> TEXTE FOURNI:
#####

Le hall de réception propose un design chaleureux.
Les Airelles, naissance d'un rêve
Tout lui
sourit, mais Raymonde Fenestraz souhaite réaliser son rêve. Elle adore le métier de
l'hôtellerie et veut construire son hôtel, une 'maison de famille'. Quand elle était
jeune, Sissi Impératrice et les vieux films sur l'Autriche l'ont fait rêver.
C'est cette ambiance qu'elle veut recréer. Les Jeux olympiques de 1992 lui en fourniront
l'opportunité. Le président Antonio Samaranche a besoin d'un hôtel pour les VIP et le
Comité olympique. La mairie a peur de voir s'installer une chaîne de type Le Meridien.
Les Fenestraz proposent donc de construire un établissement qui sera prêt pour les Jeux.
L'affaire est conclue. Les Airelles ouvrent donc en 1992. On
parle dans la station d'un investissement colossal de l'ordre de 30,49 Me. Les balcons
ouvragés, les fresques sur les façades, les plafonds peints sont réalisés par des
artisans venus de toute l'Europe. Raymonde Fenestraz, dans sa lancée, reprend 2 hôtels
plus simples : la Loze et l'Alpen Ruitor. Madame sillonne tous les grands palaces et
n'hésite pas à distribuer sa carte pour faire venir les clients. Charmeuse, excellente
commerciale, elle séduit une clientèle très riche à la recherche de nouveauté.
Raymonde Fenestraz connaît leurs besoins, et très vite Les Airelles ne désemplissent
pas. Il faut dire qu'au-delà du cadre, Raymonde Fenestraz institue un service très
recherché. Le personnel est nombreux pour satisfaire les clients les plus difficiles.

#####

> LIGNES DE DONNÉES:
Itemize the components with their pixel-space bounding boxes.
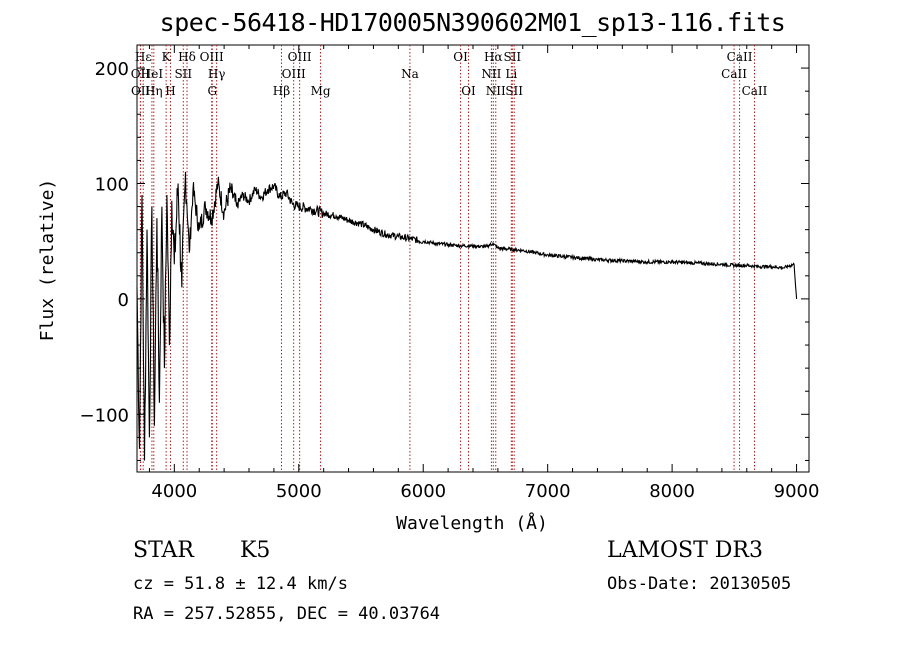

#####

> ÉNONCÉ A:
Reproduisez le passage du texte sur Les Airelles qui commence à « Les Airelles, naissance » et va jusqu'à « l'ont fait rêver. » inclus.
> ÉNONCÉ B:
D'après le texte sur Les Airelles, quels hôtels Raymonde Fenestraz reprend-elle en plus ?

> RÉPONSE COMPLÈTE A:
Les Airelles, naissance d'un rêve
Tout lui
sourit, mais Raymonde Fenestraz souhaite réaliser son rêve. Elle adore le métier de
l'hôtellerie et veut construire son hôtel, une 'maison de famille'. Quand elle était
jeune, Sissi Impératrice et les vieux films sur l'Autriche l'ont fait rêver.

> RÉPONSE COMPLÈTE B:
La Loze et l'Alpen Ruitor.